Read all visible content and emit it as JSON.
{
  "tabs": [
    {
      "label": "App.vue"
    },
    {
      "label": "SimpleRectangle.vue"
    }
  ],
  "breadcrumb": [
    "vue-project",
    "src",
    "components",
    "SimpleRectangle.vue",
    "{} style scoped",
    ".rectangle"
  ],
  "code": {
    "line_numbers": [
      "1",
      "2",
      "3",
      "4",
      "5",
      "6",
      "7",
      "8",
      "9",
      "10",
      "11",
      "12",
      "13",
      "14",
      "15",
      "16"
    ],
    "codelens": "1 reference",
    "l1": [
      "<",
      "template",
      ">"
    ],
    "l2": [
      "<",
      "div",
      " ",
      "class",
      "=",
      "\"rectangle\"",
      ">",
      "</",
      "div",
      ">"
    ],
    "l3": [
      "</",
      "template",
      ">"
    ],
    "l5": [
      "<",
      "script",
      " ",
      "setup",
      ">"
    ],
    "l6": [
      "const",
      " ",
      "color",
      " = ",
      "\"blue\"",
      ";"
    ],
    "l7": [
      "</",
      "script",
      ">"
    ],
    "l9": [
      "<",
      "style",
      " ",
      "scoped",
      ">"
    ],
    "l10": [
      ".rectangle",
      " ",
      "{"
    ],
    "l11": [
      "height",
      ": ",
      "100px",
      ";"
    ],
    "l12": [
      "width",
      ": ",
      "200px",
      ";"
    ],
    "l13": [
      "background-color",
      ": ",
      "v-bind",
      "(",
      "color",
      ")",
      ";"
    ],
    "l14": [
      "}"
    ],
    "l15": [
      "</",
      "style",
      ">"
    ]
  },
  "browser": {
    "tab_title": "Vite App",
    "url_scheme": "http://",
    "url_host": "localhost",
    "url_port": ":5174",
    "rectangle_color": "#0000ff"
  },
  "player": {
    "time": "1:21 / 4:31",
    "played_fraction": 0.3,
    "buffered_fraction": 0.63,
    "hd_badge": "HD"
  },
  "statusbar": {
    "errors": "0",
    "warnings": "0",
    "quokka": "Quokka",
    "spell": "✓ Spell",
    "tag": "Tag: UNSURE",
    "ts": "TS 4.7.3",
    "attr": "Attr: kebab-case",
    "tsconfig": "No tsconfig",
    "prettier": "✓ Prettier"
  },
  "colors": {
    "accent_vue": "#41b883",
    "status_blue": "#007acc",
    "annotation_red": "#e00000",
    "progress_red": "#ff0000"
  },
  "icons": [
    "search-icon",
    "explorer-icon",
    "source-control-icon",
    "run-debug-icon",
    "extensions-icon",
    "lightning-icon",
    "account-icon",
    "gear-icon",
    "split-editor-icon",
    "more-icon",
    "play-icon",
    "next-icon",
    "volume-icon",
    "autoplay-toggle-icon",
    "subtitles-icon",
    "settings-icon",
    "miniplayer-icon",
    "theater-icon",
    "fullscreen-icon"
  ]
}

──────────────────────────────

# GIVEN EXERCISE
Go through the entries and repeat each one exactly.

# EXERCISE RESULT
Read all visible content and emit it as JSON.
{
  "tabs": [
    {
      "label": "App.vue"
    },
    {
      "label": "SimpleRectangle.vue"
    }
  ],
  "breadcrumb": [
    "vue-project",
    "src",
    "components",
    "SimpleRectangle.vue",
    "{} style scoped",
    ".rectangle"
  ],
  "code": {
    "line_numbers": [
      "1",
      "2",
      "3",
      "4",
      "5",
      "6",
      "7",
      "8",
      "9",
      "10",
      "11",
      "12",
      "13",
      "14",
      "15",
      "16"
    ],
    "codelens": "1 reference",
    "l1": [
      "<",
      "template",
      ">"
    ],
    "l2": [
      "<",
      "div",
      " ",
      "class",
      "=",
      "\"rectangle\"",
      ">",
      "</",
      "div",
      ">"
    ],
    "l3": [
      "</",
      "template",
      ">"
    ],
    "l5": [
      "<",
      "script",
      " ",
      "setup",
      ">"
    ],
    "l6": [
      "const",
      " ",
      "color",
      " = ",
      "\"blue\"",
      ";"
    ],
    "l7": [
      "</",
      "script",
      ">"
    ],
    "l9": [
      "<",
      "style",
      " ",
      "scoped",
      ">"
    ],
    "l10": [
      ".rectangle",
      " ",
      "{"
    ],
    "l11": [
      "height",
      ": ",
      "100px",
      ";"
    ],
    "l12": [
      "width",
      ": ",
      "200px",
      ";"
    ],
    "l13": [
      "background-color",
      ": ",
      "v-bind",
      "(",
      "color",
      ")",
      ";"
    ],
    "l14": [
      "}"
    ],
    "l15": [
      "</",
      "style",
      ">"
    ]
  },
  "browser": {
    "tab_title": "Vite App",
    "url_scheme": "http://",
    "url_host": "localhost",
    "url_port": ":5174",
    "rectangle_color": "#0000ff"
  },
  "player": {
    "time": "1:21 / 4:31",
    "played_fraction": 0.3,
    "buffered_fraction": 0.63,
    "hd_badge": "HD"
  },
  "statusbar": {
    "errors": "0",
    "warnings": "0",
    "quokka": "Quokka",
    "spell": "✓ Spell",
    "tag": "Tag: UNSURE",
    "ts": "TS 4.7.3",
    "attr": "Attr: kebab-case",
    "tsconfig": "No tsconfig",
    "prettier": "✓ Prettier"
  },
  "colors": {
    "accent_vue": "#41b883",
    "status_blue": "#007acc",
    "annotation_red": "#e00000",
    "progress_red": "#ff0000"
  },
  "icons": [
    "search-icon",
    "explorer-icon",
    "source-control-icon",
    "run-debug-icon",
    "extensions-icon",
    "lightning-icon",
    "account-icon",
    "gear-icon",
    "split-editor-icon",
    "more-icon",
    "play-icon",
    "next-icon",
    "volume-icon",
    "autoplay-toggle-icon",
    "subtitles-icon",
    "settings-icon",
    "miniplayer-icon",
    "theater-icon",
    "fullscreen-icon"
  ]
}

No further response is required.